[Data entries]

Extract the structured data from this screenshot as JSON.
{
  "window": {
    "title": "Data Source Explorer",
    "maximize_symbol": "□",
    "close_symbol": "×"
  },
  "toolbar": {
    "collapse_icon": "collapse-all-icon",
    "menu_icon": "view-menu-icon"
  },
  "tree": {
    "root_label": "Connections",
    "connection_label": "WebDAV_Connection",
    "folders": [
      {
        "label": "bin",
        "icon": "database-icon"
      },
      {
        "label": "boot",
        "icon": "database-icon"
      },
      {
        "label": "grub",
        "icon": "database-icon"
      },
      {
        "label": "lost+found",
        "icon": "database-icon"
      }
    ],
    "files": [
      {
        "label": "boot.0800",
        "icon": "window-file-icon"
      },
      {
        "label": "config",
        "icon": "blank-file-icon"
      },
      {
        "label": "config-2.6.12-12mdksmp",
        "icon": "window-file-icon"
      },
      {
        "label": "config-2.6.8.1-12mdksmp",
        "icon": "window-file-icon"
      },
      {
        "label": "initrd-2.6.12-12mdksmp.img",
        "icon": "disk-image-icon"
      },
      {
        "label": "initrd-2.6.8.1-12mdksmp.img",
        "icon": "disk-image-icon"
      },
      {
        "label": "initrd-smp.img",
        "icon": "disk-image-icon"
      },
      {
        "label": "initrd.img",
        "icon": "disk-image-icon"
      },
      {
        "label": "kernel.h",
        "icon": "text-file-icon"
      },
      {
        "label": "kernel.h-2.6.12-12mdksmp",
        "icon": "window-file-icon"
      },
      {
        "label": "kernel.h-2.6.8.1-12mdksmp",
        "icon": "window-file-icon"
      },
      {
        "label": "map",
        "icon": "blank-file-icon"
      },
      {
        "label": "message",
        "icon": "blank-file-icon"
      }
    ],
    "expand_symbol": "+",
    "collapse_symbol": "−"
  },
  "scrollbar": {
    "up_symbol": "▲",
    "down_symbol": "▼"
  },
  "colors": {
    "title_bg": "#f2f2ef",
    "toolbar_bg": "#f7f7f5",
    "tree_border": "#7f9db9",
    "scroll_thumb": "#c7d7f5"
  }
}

Task to complete
Your task is to gather all lines from the entries above that hold the word "initrd".

Right answer
        "label": "initrd-2.6.12-12mdksmp.img",
        "label": "initrd-2.6.8.1-12mdksmp.img",
        "label": "initrd-smp.img",
        "label": "initrd.img",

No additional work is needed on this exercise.